Requirements: Using the records provided below, locate and copy each line that contains the word "Insert".

Data to use:
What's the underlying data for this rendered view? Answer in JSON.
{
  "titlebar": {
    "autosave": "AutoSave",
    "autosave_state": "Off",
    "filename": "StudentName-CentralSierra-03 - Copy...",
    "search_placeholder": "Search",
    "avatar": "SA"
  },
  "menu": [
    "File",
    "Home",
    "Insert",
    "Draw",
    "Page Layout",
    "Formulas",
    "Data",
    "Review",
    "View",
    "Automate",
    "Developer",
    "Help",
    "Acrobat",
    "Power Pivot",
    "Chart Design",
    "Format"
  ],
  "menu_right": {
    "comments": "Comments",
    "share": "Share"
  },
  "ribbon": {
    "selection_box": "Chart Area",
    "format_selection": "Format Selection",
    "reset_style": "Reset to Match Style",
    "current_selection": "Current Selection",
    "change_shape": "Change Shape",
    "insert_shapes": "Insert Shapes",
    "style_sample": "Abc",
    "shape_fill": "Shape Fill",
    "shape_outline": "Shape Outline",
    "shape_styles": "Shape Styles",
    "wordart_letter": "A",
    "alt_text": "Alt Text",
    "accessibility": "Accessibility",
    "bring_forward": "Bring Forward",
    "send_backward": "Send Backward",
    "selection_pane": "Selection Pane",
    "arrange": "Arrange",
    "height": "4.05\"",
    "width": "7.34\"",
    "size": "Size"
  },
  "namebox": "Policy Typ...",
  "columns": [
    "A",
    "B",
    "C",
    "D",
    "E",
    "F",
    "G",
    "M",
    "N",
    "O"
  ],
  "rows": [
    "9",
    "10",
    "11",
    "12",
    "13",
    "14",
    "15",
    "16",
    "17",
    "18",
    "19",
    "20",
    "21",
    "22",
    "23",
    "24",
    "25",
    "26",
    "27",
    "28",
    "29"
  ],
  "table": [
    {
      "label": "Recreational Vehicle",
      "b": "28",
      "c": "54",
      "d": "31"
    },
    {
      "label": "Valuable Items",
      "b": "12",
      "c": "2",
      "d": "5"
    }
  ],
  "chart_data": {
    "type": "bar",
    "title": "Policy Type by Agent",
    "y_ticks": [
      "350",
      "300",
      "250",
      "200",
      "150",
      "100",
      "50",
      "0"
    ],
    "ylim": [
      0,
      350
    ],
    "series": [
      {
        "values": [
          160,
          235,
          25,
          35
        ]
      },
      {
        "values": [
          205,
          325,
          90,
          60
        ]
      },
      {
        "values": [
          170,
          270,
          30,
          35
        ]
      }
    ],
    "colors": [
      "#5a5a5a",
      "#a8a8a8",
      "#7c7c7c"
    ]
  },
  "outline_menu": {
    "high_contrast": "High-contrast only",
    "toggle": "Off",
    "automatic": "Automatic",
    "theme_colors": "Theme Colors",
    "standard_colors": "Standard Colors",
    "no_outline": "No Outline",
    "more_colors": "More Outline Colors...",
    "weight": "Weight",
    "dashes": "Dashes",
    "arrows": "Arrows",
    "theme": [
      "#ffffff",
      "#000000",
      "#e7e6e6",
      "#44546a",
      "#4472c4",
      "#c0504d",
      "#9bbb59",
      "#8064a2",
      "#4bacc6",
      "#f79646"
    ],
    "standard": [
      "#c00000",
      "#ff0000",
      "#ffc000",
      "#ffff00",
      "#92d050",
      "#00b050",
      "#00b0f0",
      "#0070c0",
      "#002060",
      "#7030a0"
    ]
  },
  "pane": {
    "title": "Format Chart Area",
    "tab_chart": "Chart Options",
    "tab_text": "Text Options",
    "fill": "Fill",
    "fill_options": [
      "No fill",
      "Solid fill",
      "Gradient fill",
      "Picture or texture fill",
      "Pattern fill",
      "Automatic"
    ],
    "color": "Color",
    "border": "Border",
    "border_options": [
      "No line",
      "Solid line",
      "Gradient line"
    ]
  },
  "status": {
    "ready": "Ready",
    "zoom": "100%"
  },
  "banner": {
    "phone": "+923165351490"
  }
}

Full solution:
    "Insert",
    "insert_shapes": "Insert Shapes",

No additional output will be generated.